## Text
PÖNIs: (4,5/5)
„VERACHTUNG“ von Christoffer Boe (Dänemark/D 2018; B: Bo Hr. Hansen, Nikolaj Arcel, Mikkel Norgaard; nach dem gleichn. Roman von Jussi Adler-Olsen; K: Jacob Moller; M: Anthony Lledo, Mikkel Maltha; 118 Minuten; deutscher Kino-Start: 20.06.2019); man muss ob der vielen verknappten deutschen Titel aufpassen, wessen Krimis hier gerade filmisch adaptiert wurden. Bei den Verfilmungen der drei Stieg Larsson-Romane lauteten die deutschen Roman- wie Filmtitel: „Verblendung“/“Verdammnis“/“Vergebung“. Bei den Romanen seines dänischen Kollegen JUSSI ADLER-OLSEN handelte es sich bislang um folgende Roman- beziehungsweise Film-Titel: „Erbarmen“ (2014/s. Kino-KRITIK); „Schändung“ (2015/s. Kino-KRITIK) sowie „Erlösung“ (2016/s. Kino-KRITIK). Thriller 4 jetzt kann sich erneut sehen lassen. Und wie!

(Einträge aus einer Sammlung)
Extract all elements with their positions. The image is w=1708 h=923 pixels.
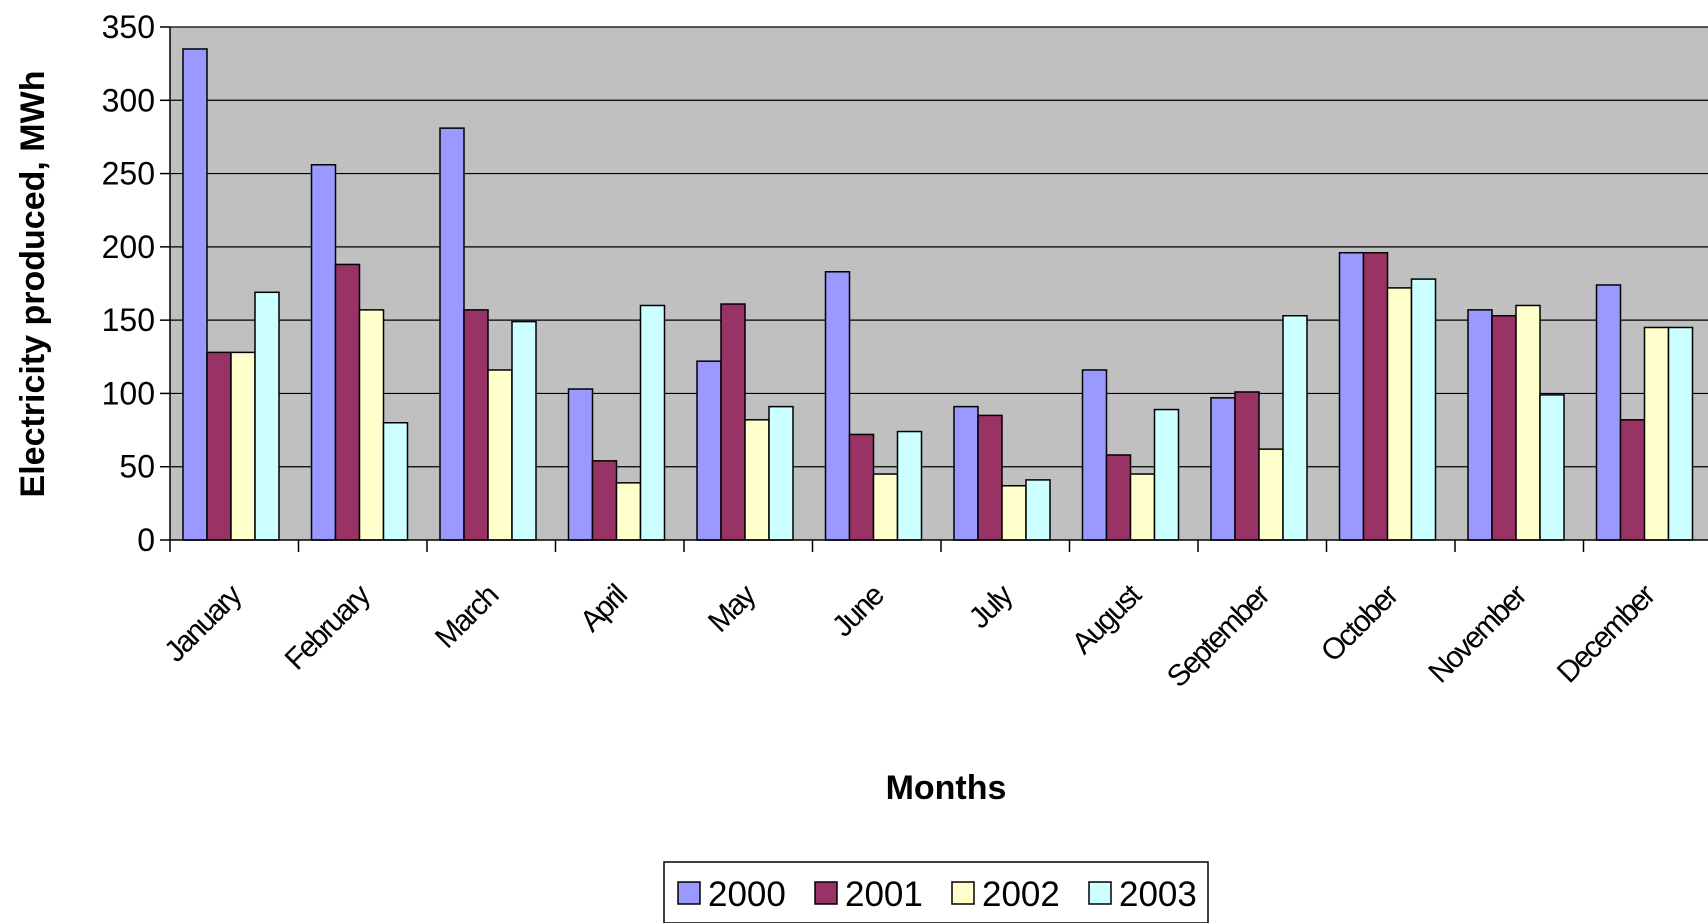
bar-2000-april xyxy=(567,388,594,541)
bar-2001-may xyxy=(720,303,746,541)
x-category-label: February xyxy=(279,578,377,676)
bar-2001-august xyxy=(1105,454,1132,541)
bar-2002-november xyxy=(1515,304,1541,541)
x-axis-title: Months xyxy=(886,769,1007,807)
bar-2003-september xyxy=(1282,314,1308,541)
legend-swatch-2000 xyxy=(677,881,701,905)
bar-2001-january xyxy=(206,351,232,541)
bar-2001-october xyxy=(1362,251,1389,541)
y-tick-label: 200 xyxy=(102,229,155,265)
bars xyxy=(182,48,1694,541)
bar-2002-december xyxy=(1643,326,1670,541)
x-category-label: May xyxy=(702,578,763,639)
bar-2003-april xyxy=(639,304,666,541)
y-tick-label: 0 xyxy=(137,522,155,558)
bar-2000-december xyxy=(1595,284,1622,541)
bar-2002-october xyxy=(1386,287,1413,541)
bar-2003-october xyxy=(1410,278,1437,541)
bar-2001-november xyxy=(1491,314,1517,541)
bar-2000-october xyxy=(1338,251,1365,541)
bar-2003-january xyxy=(254,291,280,541)
x-category-label: October xyxy=(1315,578,1405,668)
bar-2002-april xyxy=(615,482,642,541)
bar-2003-june xyxy=(896,430,923,541)
bar-2002-january xyxy=(230,351,256,541)
bar-2003-february xyxy=(382,421,409,541)
y-tick-label: 350 xyxy=(102,9,155,45)
legend-label-2002: 2002 xyxy=(982,875,1060,914)
x-category-label: November xyxy=(1422,578,1533,689)
bar-2001-march xyxy=(463,309,489,541)
bar-2000-june xyxy=(824,271,851,541)
bar-2000-may xyxy=(696,360,722,541)
bar-2003-july xyxy=(1025,479,1051,541)
bar-2001-february xyxy=(334,263,361,541)
bar-2001-september xyxy=(1234,391,1260,541)
bar-2003-may xyxy=(768,405,794,541)
bar-2003-august xyxy=(1153,408,1180,541)
y-tick-label: 300 xyxy=(102,82,155,118)
bar-2003-march xyxy=(511,320,537,541)
bar-2000-august xyxy=(1081,369,1108,541)
bar-2002-february xyxy=(358,309,385,541)
gridlines xyxy=(170,26,1708,468)
bar-2000-january xyxy=(182,48,208,541)
bar-2002-march xyxy=(487,369,513,541)
bar-2002-august xyxy=(1129,473,1156,541)
legend-label-2001: 2001 xyxy=(845,875,923,914)
bar-2002-september xyxy=(1258,448,1284,541)
x-category-label: June xyxy=(826,579,891,644)
bar-2003-december xyxy=(1667,326,1694,541)
legend-label-2000: 2000 xyxy=(708,875,786,914)
bar-2000-july xyxy=(953,405,979,541)
bar-2000-november xyxy=(1467,309,1493,541)
bar-2001-december xyxy=(1619,419,1646,541)
x-category-label: March xyxy=(429,579,504,654)
bar-2001-april xyxy=(591,460,618,541)
legend-swatch-2001 xyxy=(814,881,838,905)
legend-label-2003: 2003 xyxy=(1119,875,1197,914)
y-tick-label: 50 xyxy=(119,449,155,485)
x-category-label: January xyxy=(158,578,248,668)
bar-2001-july xyxy=(977,414,1003,541)
bar-2001-june xyxy=(848,433,875,541)
x-category-label: August xyxy=(1066,578,1149,661)
x-category-label: April xyxy=(574,579,633,638)
y-tick-label: 250 xyxy=(102,156,155,192)
axes xyxy=(160,26,1708,552)
plot-area-background xyxy=(170,27,1708,540)
y-tick-label: 150 xyxy=(102,302,155,338)
x-category-label: September xyxy=(1161,578,1277,694)
y-axis-tick-labels: 0 50 100 150 200 250 300 350 xyxy=(102,9,155,558)
bar-2003-november xyxy=(1539,394,1565,541)
bar-2002-july xyxy=(1001,485,1027,541)
x-category-label: December xyxy=(1551,578,1662,689)
x-axis-category-labels: January February March April May June July Augu… xyxy=(158,578,1662,694)
legend-box xyxy=(663,861,1209,923)
y-axis-title: Electricity produced, MWh xyxy=(14,71,52,498)
bar-2002-may xyxy=(744,419,770,541)
legend-swatch-2003 xyxy=(1088,881,1112,905)
bar-2000-september xyxy=(1210,397,1236,541)
legend-swatch-2002 xyxy=(951,881,975,905)
bar-2002-june xyxy=(872,473,899,541)
legend: 2000 2001 2002 2003 xyxy=(663,861,1209,923)
bar-2000-march xyxy=(439,127,465,541)
bar-2000-february xyxy=(310,164,337,541)
y-tick-label: 100 xyxy=(102,375,155,411)
x-category-label: July xyxy=(963,578,1020,635)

## Zu bearbeitende Aufgaben
a - Gib einen Abschnitt der Filmkritik wortgetreu wieder: Beginne bei den Worten „PÖNIs: (4,5/5)“ und höre nach den Worten „lassen. Und wie!“ auf.
b - Welche deutschen Titel trugen laut der Filmkritik die Verfilmungen der drei Stieg-Larsson-Romane?
c - Weshalb muss man laut der Filmkritik aufpassen, wessen Krimis gerade verfilmt wurden? Antworte in ein bis drei Sätzen.

## Antworten nach Aufgaben
a -
PÖNIs: (4,5/5)
„VERACHTUNG“ von Christoffer Boe (Dänemark/D 2018; B: Bo Hr. Hansen, Nikolaj Arcel, Mikkel Norgaard; nach dem gleichn. Roman von Jussi Adler-Olsen; K: Jacob Moller; M: Anthony Lledo, Mikkel Maltha; 118 Minuten; deutscher Kino-Start: 20.06.2019); man muss ob der vielen verknappten deutschen Titel aufpassen, wessen Krimis hier gerade filmisch adaptiert wurden. Bei den Verfilmungen der drei Stieg Larsson-Romane lauteten die deutschen Roman- wie Filmtitel: „Verblendung“/“Verdammnis“/“Vergebung“. Bei den Romanen seines dänischen Kollegen JUSSI ADLER-OLSEN handelte es sich bislang um folgende Roman- beziehungsweise Film-Titel: „Erbarmen“ (2014/s. Kino-KRITIK); „Schändung“ (2015/s. Kino-KRITIK) sowie „Erlösung“ (2016/s. Kino-KRITIK). Thriller 4 jetzt kann sich erneut sehen lassen. Und wie!

b - „Verblendung“, „Verdammnis“ und „Vergebung“.

c - Der Grund sind die vielen verknappten deutschen Titel. Als Beispiele nennt die Kritik „Verblendung“, „Verdammnis“ und „Vergebung“ bei Stieg Larsson sowie „Erbarmen“, „Schändung“ und „Erlösung“ bei Jussi Adler-Olsen.